Exactly reproduce the lines that follow.

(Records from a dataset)

════════════════

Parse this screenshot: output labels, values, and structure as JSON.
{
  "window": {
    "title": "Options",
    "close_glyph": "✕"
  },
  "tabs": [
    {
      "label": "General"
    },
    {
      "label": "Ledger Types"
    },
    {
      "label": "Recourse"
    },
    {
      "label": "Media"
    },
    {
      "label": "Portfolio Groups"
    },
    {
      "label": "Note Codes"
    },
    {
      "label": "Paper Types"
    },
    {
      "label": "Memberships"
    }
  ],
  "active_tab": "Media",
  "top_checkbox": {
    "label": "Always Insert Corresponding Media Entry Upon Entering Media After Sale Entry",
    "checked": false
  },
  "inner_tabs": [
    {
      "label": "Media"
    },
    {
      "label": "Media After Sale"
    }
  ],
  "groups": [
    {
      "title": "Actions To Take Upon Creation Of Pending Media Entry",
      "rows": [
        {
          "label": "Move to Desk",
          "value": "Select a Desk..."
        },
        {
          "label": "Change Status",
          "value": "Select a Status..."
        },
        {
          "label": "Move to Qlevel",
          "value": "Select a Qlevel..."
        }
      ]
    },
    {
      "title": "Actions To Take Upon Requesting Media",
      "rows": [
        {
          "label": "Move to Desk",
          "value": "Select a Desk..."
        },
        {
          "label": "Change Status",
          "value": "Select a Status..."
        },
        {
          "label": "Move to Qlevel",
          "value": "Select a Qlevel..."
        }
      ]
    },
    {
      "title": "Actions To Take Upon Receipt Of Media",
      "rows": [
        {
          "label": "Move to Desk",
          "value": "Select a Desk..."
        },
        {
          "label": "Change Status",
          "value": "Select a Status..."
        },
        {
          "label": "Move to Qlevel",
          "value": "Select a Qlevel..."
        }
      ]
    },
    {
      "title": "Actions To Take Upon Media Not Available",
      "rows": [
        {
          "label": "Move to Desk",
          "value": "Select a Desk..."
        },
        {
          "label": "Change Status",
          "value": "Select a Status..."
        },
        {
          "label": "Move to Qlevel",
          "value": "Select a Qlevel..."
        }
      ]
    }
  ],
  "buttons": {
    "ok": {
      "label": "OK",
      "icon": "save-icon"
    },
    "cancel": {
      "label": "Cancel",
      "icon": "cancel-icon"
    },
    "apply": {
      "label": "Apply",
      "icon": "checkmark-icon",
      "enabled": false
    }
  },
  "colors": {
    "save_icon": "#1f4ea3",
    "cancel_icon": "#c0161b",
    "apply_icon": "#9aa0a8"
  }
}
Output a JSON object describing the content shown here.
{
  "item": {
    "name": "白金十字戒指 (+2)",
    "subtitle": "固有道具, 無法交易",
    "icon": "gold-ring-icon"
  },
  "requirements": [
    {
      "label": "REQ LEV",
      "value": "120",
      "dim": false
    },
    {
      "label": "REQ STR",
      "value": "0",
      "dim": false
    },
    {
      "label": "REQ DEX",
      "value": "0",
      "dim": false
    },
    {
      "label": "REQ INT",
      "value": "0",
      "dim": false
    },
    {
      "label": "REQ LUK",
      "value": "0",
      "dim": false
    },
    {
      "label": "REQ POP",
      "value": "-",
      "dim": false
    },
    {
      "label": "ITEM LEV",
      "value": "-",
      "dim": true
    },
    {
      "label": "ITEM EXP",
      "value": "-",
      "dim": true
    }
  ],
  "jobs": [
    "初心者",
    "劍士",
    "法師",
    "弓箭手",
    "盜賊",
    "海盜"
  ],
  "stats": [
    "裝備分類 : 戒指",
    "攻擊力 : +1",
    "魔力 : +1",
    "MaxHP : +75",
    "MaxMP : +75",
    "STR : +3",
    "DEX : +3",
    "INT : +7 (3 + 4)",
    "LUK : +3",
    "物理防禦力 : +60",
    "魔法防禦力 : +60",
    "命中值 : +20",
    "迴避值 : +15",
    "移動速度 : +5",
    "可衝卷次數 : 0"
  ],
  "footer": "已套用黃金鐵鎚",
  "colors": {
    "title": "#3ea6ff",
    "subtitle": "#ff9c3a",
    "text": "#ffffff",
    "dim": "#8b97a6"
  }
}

════════════════

> _RESULT_
Parse this screenshot: output labels, values, and structure as JSON.
{
  "window": {
    "title": "Options",
    "close_glyph": "✕"
  },
  "tabs": [
    {
      "label": "General"
    },
    {
      "label": "Ledger Types"
    },
    {
      "label": "Recourse"
    },
    {
      "label": "Media"
    },
    {
      "label": "Portfolio Groups"
    },
    {
      "label": "Note Codes"
    },
    {
      "label": "Paper Types"
    },
    {
      "label": "Memberships"
    }
  ],
  "active_tab": "Media",
  "top_checkbox": {
    "label": "Always Insert Corresponding Media Entry Upon Entering Media After Sale Entry",
    "checked": false
  },
  "inner_tabs": [
    {
      "label": "Media"
    },
    {
      "label": "Media After Sale"
    }
  ],
  "groups": [
    {
      "title": "Actions To Take Upon Creation Of Pending Media Entry",
      "rows": [
        {
          "label": "Move to Desk",
          "value": "Select a Desk..."
        },
        {
          "label": "Change Status",
          "value": "Select a Status..."
        },
        {
          "label": "Move to Qlevel",
          "value": "Select a Qlevel..."
        }
      ]
    },
    {
      "title": "Actions To Take Upon Requesting Media",
      "rows": [
        {
          "label": "Move to Desk",
          "value": "Select a Desk..."
        },
        {
          "label": "Change Status",
          "value": "Select a Status..."
        },
        {
          "label": "Move to Qlevel",
          "value": "Select a Qlevel..."
        }
      ]
    },
    {
      "title": "Actions To Take Upon Receipt Of Media",
      "rows": [
        {
          "label": "Move to Desk",
          "value": "Select a Desk..."
        },
        {
          "label": "Change Status",
          "value": "Select a Status..."
        },
        {
          "label": "Move to Qlevel",
          "value": "Select a Qlevel..."
        }
      ]
    },
    {
      "title": "Actions To Take Upon Media Not Available",
      "rows": [
        {
          "label": "Move to Desk",
          "value": "Select a Desk..."
        },
        {
          "label": "Change Status",
          "value": "Select a Status..."
        },
        {
          "label": "Move to Qlevel",
          "value": "Select a Qlevel..."
        }
      ]
    }
  ],
  "buttons": {
    "ok": {
      "label": "OK",
      "icon": "save-icon"
    },
    "cancel": {
      "label": "Cancel",
      "icon": "cancel-icon"
    },
    "apply": {
      "label": "Apply",
      "icon": "checkmark-icon",
      "enabled": false
    }
  },
  "colors": {
    "save_icon": "#1f4ea3",
    "cancel_icon": "#c0161b",
    "apply_icon": "#9aa0a8"
  }
}
Output a JSON object describing the content shown here.
{
  "item": {
    "name": "白金十字戒指 (+2)",
    "subtitle": "固有道具, 無法交易",
    "icon": "gold-ring-icon"
  },
  "requirements": [
    {
      "label": "REQ LEV",
      "value": "120",
      "dim": false
    },
    {
      "label": "REQ STR",
      "value": "0",
      "dim": false
    },
    {
      "label": "REQ DEX",
      "value": "0",
      "dim": false
    },
    {
      "label": "REQ INT",
      "value": "0",
      "dim": false
    },
    {
      "label": "REQ LUK",
      "value": "0",
      "dim": false
    },
    {
      "label": "REQ POP",
      "value": "-",
      "dim": false
    },
    {
      "label": "ITEM LEV",
      "value": "-",
      "dim": true
    },
    {
      "label": "ITEM EXP",
      "value": "-",
      "dim": true
    }
  ],
  "jobs": [
    "初心者",
    "劍士",
    "法師",
    "弓箭手",
    "盜賊",
    "海盜"
  ],
  "stats": [
    "裝備分類 : 戒指",
    "攻擊力 : +1",
    "魔力 : +1",
    "MaxHP : +75",
    "MaxMP : +75",
    "STR : +3",
    "DEX : +3",
    "INT : +7 (3 + 4)",
    "LUK : +3",
    "物理防禦力 : +60",
    "魔法防禦力 : +60",
    "命中值 : +20",
    "迴避值 : +15",
    "移動速度 : +5",
    "可衝卷次數 : 0"
  ],
  "footer": "已套用黃金鐵鎚",
  "colors": {
    "title": "#3ea6ff",
    "subtitle": "#ff9c3a",
    "text": "#ffffff",
    "dim": "#8b97a6"
  }
}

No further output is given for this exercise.